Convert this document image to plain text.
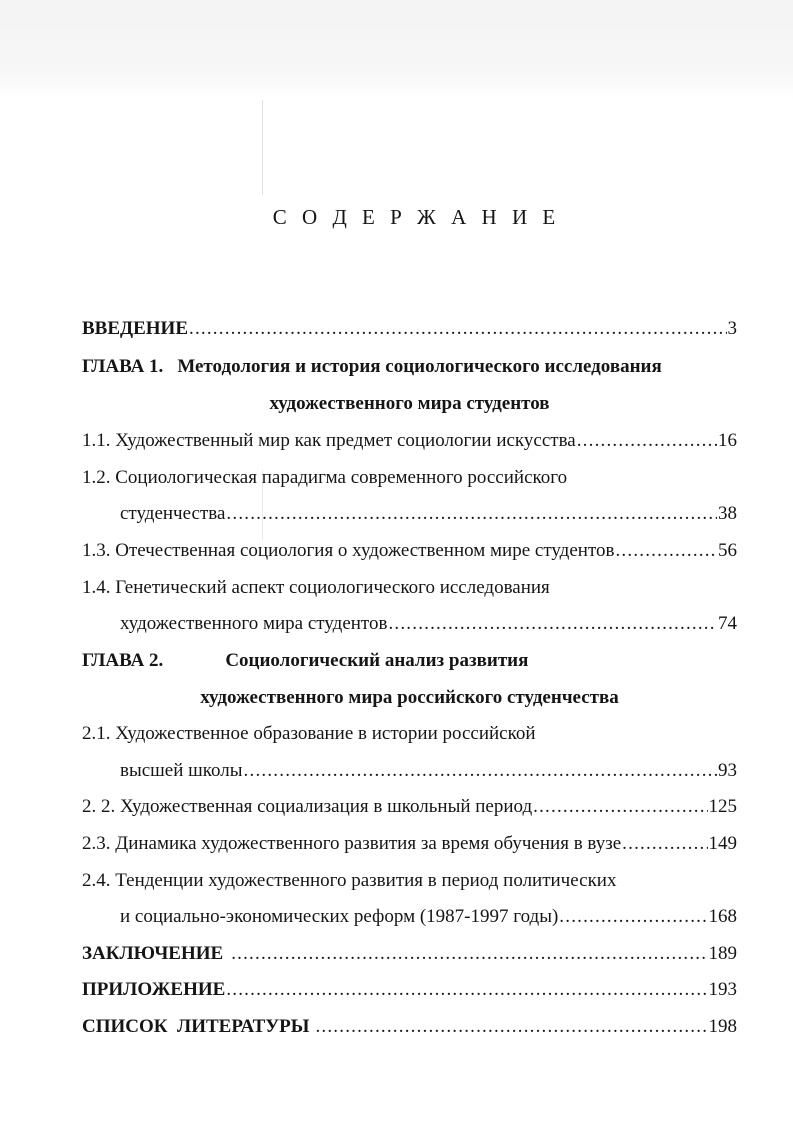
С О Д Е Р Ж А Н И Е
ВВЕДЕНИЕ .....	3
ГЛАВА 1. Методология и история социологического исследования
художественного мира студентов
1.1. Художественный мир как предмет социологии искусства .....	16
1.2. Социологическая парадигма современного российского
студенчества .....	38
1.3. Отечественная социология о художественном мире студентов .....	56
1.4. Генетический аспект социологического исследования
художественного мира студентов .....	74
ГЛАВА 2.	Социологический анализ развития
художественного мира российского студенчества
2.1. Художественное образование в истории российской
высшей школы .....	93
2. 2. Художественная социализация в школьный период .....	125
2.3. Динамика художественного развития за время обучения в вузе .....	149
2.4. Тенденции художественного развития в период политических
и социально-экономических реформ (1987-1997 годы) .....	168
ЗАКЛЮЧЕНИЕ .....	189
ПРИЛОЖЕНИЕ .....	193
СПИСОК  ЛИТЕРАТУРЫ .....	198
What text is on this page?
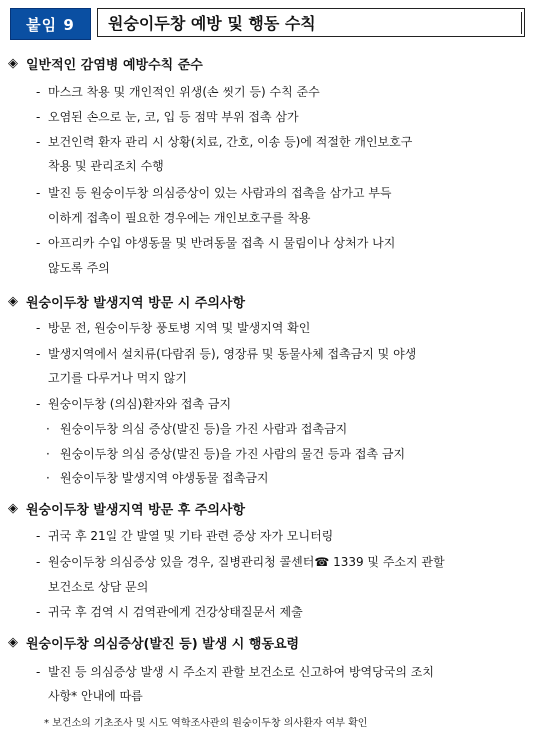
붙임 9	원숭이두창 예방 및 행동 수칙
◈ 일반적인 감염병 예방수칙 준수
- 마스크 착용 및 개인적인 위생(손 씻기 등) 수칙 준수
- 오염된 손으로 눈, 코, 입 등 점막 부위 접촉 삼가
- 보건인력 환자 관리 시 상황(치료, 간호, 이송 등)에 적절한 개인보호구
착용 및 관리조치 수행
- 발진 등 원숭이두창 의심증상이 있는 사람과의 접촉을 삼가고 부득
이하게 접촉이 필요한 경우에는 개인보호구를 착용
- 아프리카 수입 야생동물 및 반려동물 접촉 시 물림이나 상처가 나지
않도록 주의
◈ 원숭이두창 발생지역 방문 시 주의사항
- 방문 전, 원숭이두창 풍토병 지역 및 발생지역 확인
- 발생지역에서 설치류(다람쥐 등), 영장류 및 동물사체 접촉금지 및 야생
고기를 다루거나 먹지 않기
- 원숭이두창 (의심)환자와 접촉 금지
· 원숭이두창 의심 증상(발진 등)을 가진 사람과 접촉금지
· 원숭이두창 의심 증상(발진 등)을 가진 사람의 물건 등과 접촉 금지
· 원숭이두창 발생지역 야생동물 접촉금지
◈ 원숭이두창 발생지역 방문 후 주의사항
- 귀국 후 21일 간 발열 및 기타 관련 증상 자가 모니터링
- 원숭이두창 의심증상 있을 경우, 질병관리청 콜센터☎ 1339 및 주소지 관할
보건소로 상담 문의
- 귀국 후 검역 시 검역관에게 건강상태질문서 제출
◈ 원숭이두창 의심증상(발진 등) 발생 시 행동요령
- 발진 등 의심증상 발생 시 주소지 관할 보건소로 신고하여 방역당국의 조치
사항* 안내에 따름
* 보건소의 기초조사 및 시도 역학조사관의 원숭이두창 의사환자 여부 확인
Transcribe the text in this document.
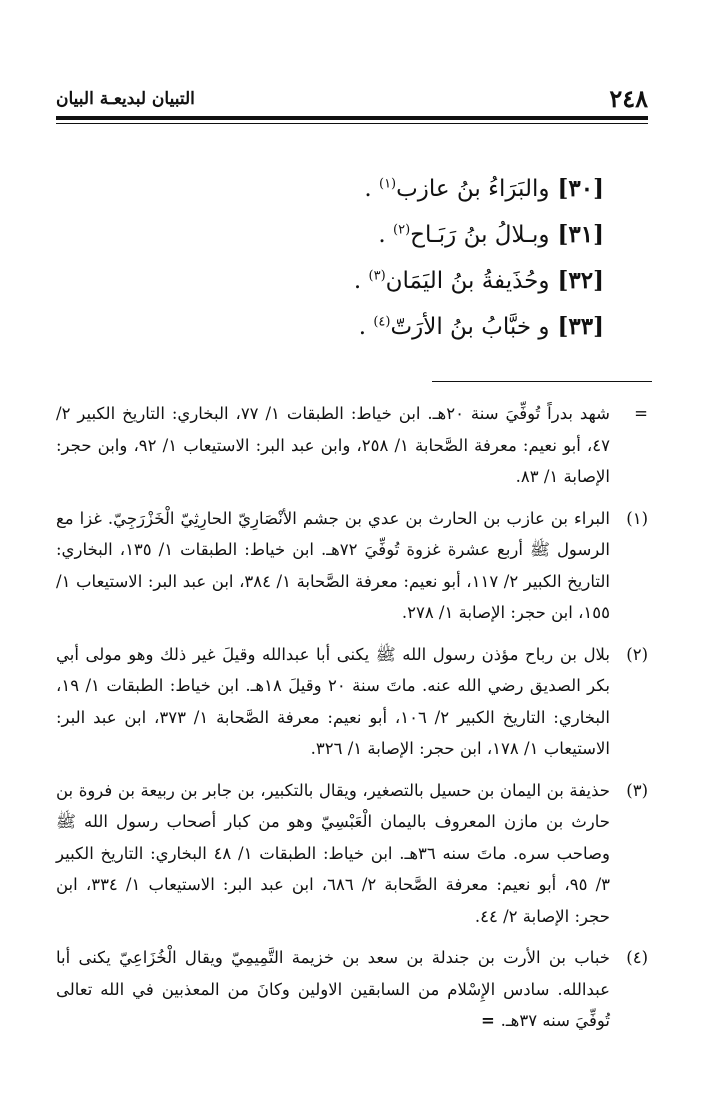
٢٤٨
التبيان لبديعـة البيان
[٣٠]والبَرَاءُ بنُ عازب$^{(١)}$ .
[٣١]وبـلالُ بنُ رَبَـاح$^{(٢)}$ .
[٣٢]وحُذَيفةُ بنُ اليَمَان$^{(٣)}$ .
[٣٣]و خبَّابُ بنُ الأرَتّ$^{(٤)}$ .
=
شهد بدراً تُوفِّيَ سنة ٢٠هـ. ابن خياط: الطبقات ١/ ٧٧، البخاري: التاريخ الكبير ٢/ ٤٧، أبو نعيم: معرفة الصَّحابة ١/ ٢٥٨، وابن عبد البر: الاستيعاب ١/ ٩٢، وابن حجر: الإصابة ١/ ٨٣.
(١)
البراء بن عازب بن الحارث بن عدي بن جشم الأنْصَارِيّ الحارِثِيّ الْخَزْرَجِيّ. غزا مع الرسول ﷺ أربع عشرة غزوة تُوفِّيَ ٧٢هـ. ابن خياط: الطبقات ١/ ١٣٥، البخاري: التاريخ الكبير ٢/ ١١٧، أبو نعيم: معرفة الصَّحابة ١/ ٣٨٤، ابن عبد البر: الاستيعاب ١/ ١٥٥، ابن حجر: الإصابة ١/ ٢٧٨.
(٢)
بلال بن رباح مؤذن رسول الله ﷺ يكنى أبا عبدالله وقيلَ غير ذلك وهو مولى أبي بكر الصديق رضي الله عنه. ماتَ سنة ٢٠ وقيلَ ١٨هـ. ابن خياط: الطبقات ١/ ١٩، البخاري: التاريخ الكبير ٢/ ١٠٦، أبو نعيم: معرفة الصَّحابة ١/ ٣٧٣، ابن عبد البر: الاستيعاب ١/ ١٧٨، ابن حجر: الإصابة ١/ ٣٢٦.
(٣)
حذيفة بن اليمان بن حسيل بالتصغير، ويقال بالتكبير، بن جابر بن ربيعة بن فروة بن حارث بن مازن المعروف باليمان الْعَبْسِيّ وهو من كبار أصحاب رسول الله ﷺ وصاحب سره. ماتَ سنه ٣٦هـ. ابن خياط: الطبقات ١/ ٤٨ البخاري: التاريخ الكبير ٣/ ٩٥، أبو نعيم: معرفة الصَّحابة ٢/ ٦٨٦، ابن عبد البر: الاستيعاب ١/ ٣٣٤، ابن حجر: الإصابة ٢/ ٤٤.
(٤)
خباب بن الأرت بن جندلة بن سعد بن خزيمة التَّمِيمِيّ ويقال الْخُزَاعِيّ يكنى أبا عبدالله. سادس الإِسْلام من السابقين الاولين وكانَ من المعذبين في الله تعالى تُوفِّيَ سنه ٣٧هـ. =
++++++++
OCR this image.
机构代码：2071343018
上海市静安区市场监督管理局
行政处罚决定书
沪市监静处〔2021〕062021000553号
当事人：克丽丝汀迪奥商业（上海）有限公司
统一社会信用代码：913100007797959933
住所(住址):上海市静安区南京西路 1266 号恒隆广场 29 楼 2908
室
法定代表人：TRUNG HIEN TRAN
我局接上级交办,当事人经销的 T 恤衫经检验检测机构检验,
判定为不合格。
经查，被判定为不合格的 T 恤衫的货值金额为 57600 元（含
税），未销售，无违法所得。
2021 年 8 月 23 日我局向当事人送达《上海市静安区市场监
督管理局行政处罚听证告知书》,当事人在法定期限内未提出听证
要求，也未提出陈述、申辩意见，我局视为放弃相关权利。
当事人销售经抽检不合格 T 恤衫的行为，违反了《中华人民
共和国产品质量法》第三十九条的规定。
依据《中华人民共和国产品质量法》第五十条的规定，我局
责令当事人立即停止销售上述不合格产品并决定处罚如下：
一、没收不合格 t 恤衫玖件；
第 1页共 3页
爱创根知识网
++++++++
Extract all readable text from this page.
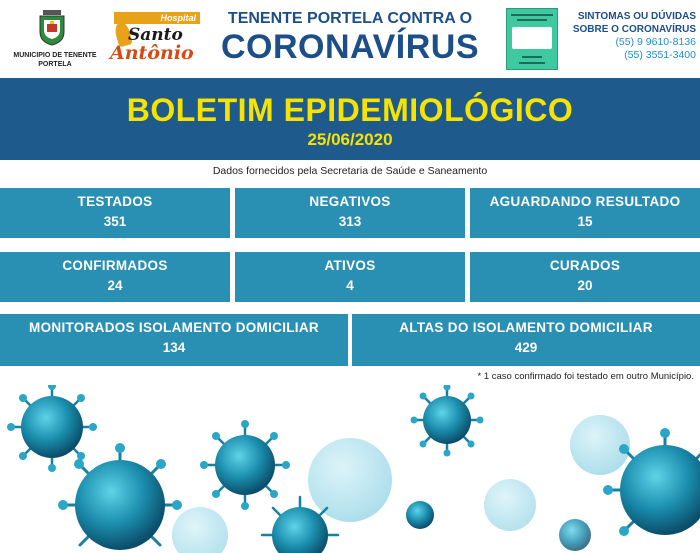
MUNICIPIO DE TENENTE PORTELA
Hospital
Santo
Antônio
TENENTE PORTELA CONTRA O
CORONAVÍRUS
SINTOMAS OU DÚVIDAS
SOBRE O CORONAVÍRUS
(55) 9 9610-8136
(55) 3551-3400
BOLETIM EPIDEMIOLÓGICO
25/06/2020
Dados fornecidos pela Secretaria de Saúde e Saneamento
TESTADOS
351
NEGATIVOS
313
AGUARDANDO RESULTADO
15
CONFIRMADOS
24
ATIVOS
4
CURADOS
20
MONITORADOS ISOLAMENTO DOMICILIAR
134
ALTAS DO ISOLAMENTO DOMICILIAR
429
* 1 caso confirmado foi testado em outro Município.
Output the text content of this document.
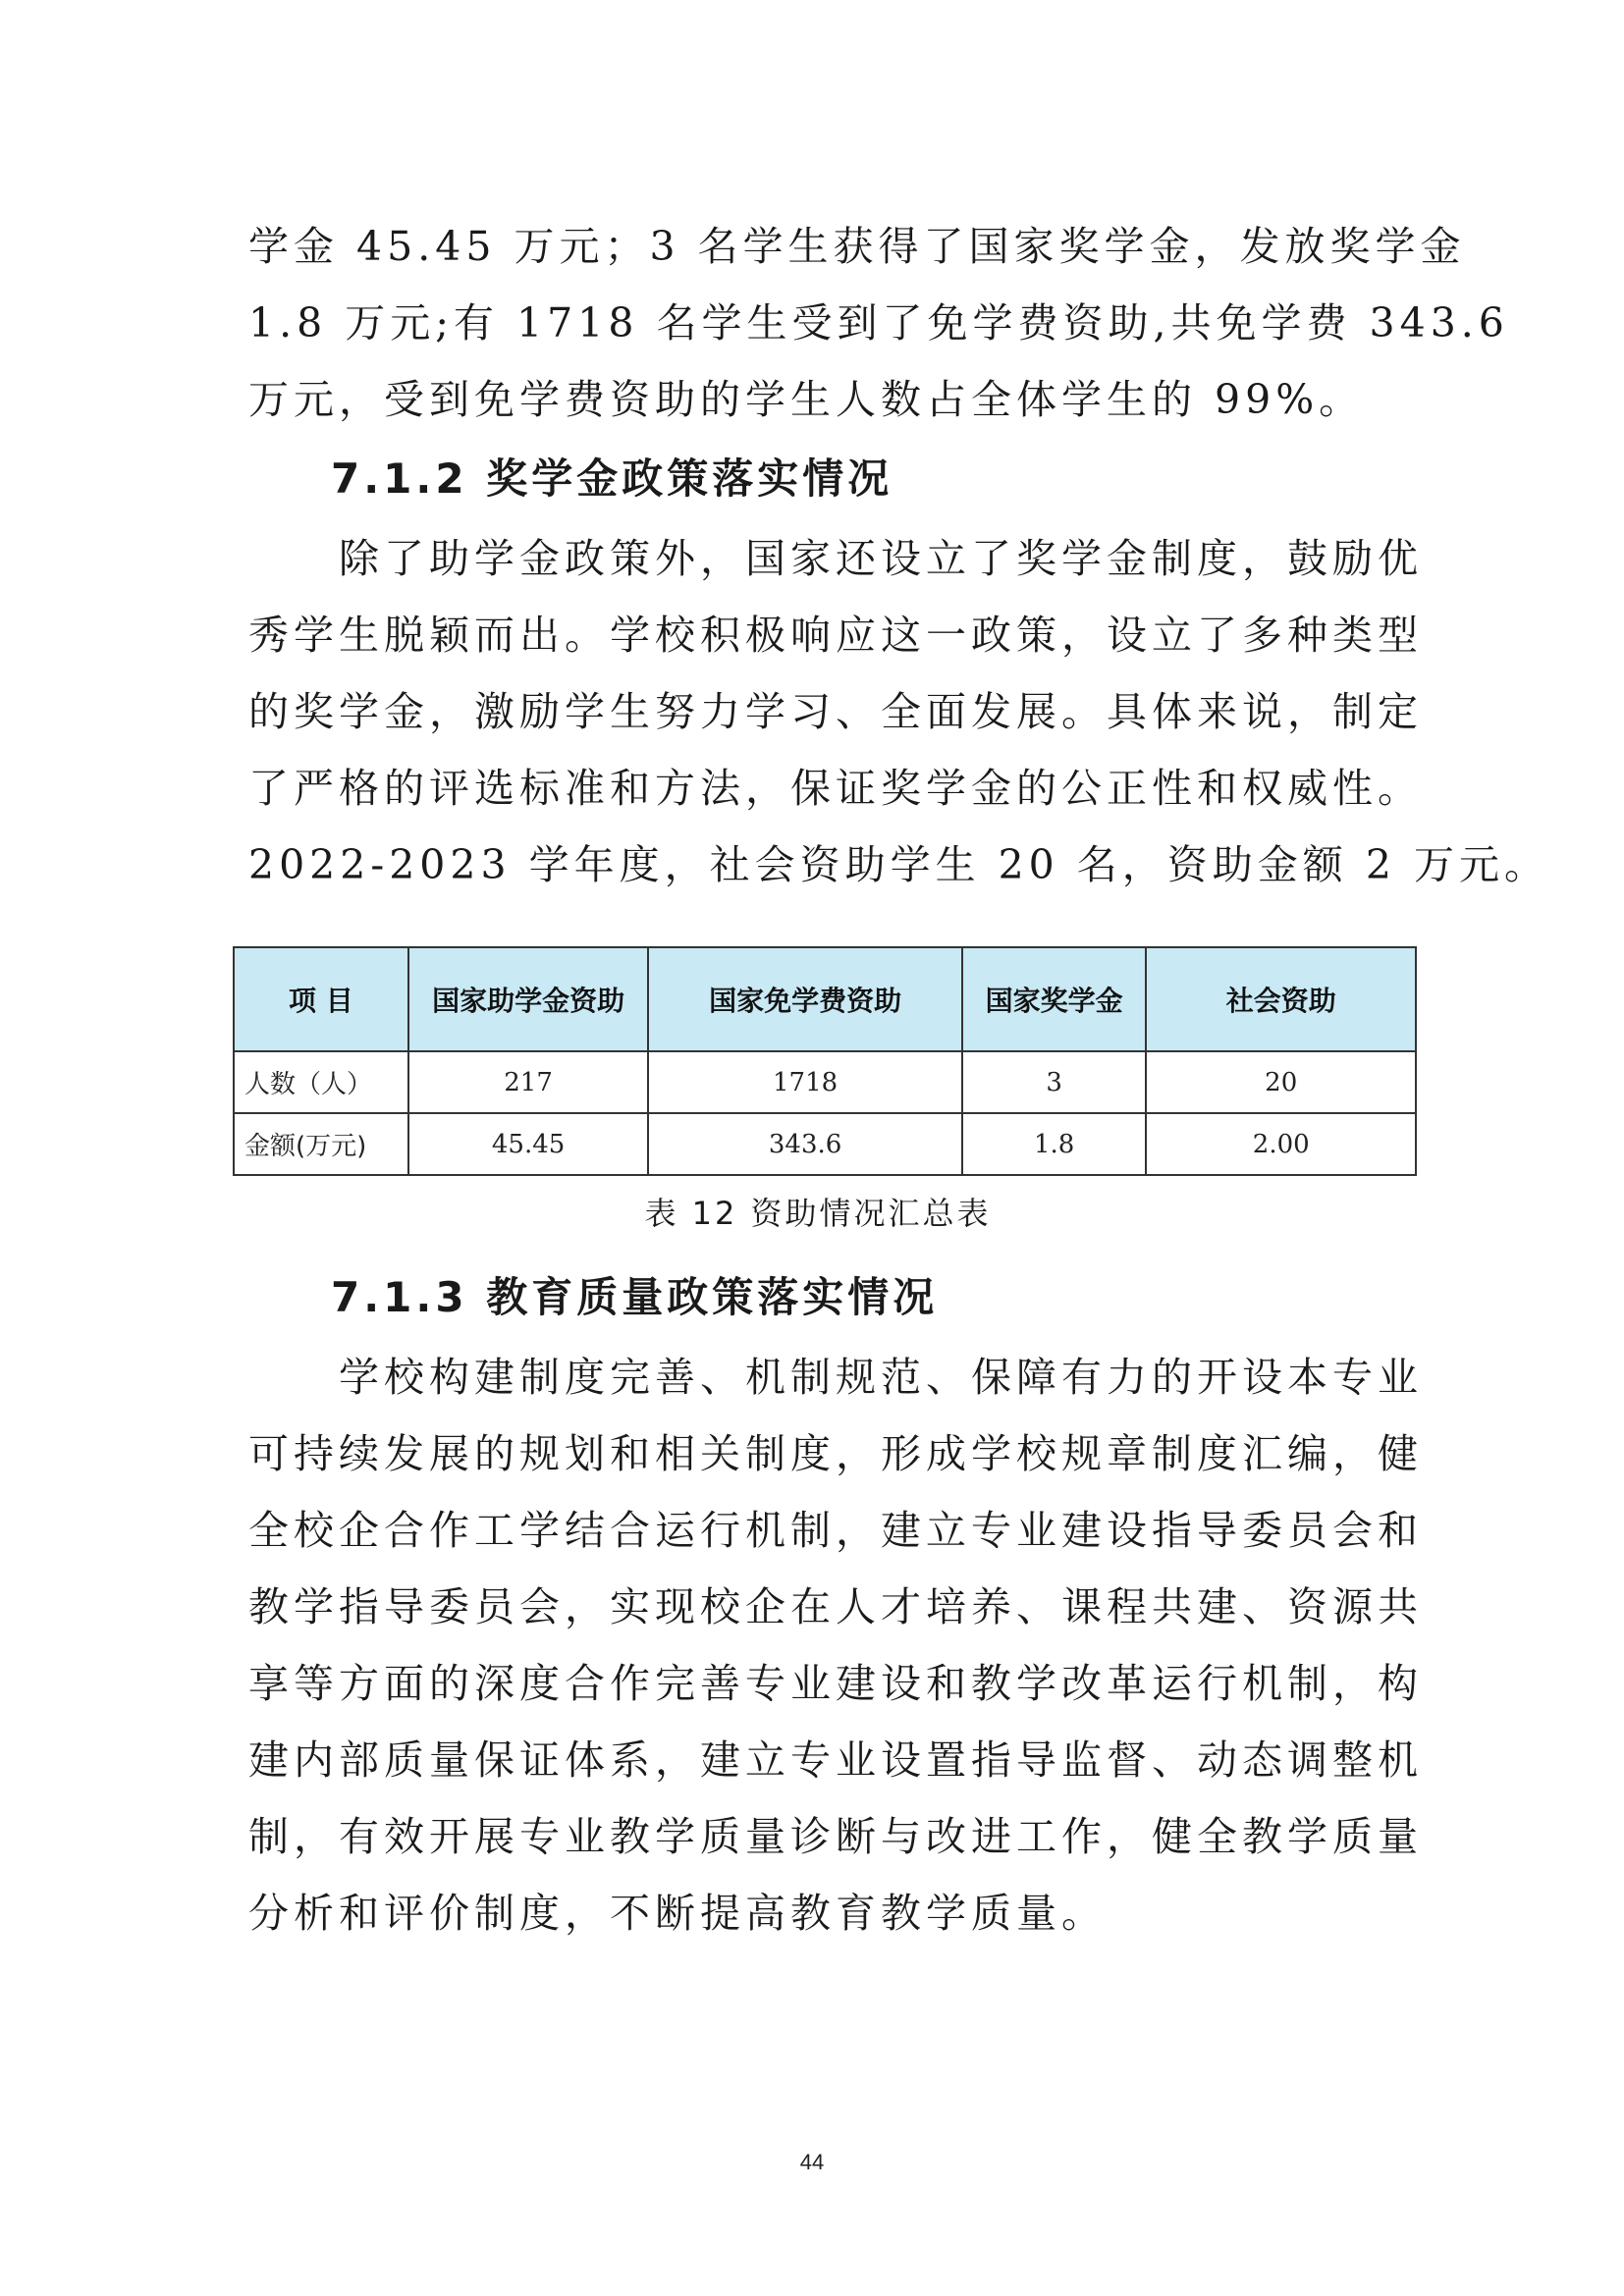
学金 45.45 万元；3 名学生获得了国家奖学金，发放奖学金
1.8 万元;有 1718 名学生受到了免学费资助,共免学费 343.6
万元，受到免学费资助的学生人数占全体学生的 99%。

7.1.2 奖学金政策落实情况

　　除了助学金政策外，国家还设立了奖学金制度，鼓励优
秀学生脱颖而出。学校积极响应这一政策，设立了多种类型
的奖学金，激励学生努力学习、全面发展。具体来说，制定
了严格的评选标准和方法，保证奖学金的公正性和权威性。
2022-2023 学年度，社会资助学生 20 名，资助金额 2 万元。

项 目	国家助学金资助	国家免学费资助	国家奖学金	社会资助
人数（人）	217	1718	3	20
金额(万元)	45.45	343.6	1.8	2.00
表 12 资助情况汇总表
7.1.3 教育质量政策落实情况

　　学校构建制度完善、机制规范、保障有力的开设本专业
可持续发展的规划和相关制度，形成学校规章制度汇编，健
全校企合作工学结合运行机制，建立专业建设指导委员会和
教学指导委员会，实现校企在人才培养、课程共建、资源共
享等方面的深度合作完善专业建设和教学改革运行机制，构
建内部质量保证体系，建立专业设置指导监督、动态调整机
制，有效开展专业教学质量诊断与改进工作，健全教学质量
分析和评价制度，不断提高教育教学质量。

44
++++++++
**GIVEN REQUEST:**
The answer is a single number, the count of lines in the records that contain the string "الطبقات".

**OUTPUT OF THE EXERCISE:**
4